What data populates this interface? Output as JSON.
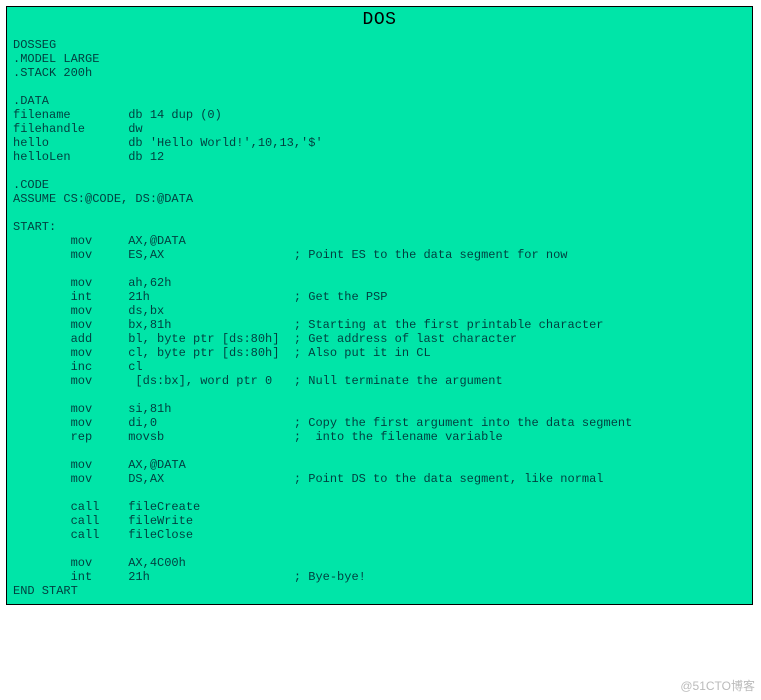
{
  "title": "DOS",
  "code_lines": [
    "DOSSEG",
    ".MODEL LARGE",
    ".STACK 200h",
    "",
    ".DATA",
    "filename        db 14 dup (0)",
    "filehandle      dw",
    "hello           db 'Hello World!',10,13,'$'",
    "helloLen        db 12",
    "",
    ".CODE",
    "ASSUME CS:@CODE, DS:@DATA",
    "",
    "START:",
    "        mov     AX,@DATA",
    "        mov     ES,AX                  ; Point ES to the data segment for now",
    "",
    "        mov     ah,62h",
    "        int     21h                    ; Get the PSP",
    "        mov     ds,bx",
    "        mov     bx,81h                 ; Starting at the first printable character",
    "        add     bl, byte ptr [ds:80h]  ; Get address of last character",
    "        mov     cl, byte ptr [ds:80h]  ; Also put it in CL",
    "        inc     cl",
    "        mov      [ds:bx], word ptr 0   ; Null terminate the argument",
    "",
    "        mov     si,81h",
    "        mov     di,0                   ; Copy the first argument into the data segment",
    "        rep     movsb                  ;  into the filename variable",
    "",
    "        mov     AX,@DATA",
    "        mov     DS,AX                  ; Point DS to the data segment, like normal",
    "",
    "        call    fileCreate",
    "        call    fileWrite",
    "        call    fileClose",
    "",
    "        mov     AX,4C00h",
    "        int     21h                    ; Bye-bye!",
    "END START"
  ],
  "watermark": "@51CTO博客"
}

::::

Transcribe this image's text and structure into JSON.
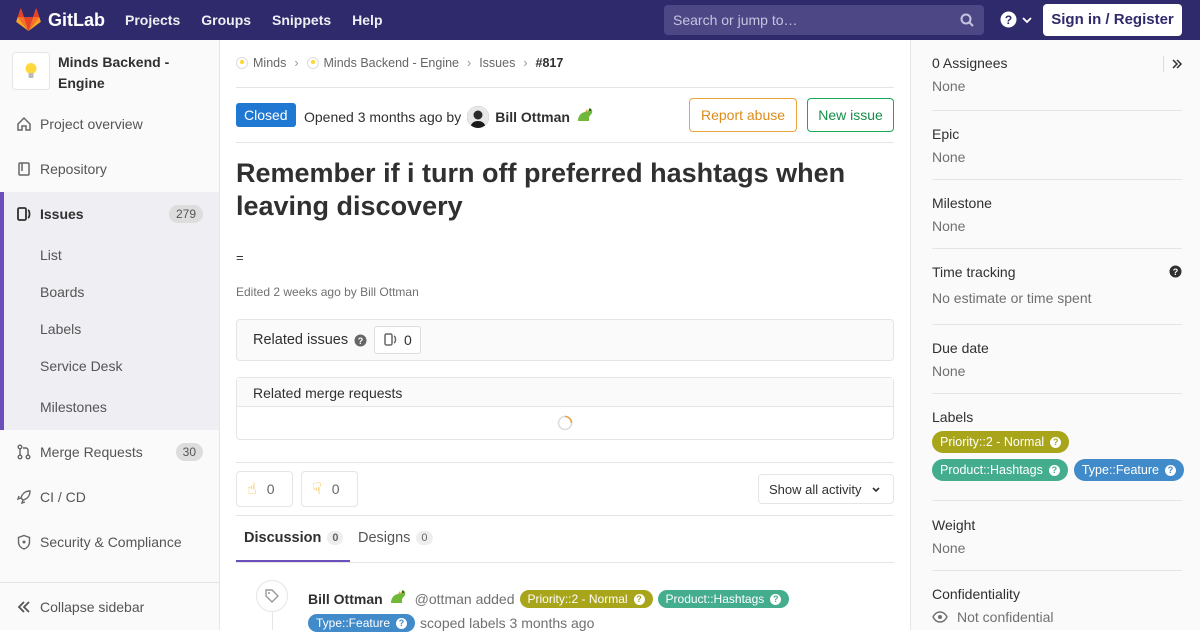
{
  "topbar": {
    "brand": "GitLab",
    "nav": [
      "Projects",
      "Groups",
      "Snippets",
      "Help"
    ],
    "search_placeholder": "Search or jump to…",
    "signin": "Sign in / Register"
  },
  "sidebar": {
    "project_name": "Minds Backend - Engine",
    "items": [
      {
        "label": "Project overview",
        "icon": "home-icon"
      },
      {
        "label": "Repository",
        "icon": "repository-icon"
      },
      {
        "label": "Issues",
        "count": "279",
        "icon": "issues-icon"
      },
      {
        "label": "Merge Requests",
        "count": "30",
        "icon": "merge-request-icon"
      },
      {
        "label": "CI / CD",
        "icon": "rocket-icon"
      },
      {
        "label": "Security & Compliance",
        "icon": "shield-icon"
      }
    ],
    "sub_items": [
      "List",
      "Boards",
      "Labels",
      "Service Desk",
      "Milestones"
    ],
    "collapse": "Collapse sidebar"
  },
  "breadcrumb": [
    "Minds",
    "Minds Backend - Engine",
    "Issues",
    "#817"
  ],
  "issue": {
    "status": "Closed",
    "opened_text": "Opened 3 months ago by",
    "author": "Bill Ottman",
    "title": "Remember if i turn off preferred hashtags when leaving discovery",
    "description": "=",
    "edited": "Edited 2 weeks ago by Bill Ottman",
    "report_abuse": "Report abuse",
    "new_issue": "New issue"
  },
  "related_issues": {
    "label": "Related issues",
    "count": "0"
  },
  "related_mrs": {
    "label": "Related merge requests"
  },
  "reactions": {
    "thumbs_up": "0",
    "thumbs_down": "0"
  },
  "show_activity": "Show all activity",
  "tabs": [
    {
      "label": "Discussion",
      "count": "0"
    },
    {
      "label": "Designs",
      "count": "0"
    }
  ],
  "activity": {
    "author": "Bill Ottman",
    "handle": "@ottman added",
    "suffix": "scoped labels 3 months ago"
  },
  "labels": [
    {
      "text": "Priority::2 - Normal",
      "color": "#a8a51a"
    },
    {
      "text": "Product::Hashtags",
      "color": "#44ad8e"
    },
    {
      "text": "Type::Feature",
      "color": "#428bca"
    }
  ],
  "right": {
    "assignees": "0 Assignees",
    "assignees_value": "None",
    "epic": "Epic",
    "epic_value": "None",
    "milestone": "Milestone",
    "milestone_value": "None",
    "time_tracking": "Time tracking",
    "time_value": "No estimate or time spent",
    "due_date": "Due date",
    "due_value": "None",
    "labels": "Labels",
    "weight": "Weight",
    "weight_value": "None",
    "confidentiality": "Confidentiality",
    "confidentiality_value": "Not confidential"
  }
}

::::

◆ **EXERCISE INSTRUCTIONS**
Pick out each line containing "months" and report it.

◆ **REPLY TO THE TASK**
    "opened_text": "Opened 3 months ago by",
    "suffix": "scoped labels 3 months ago"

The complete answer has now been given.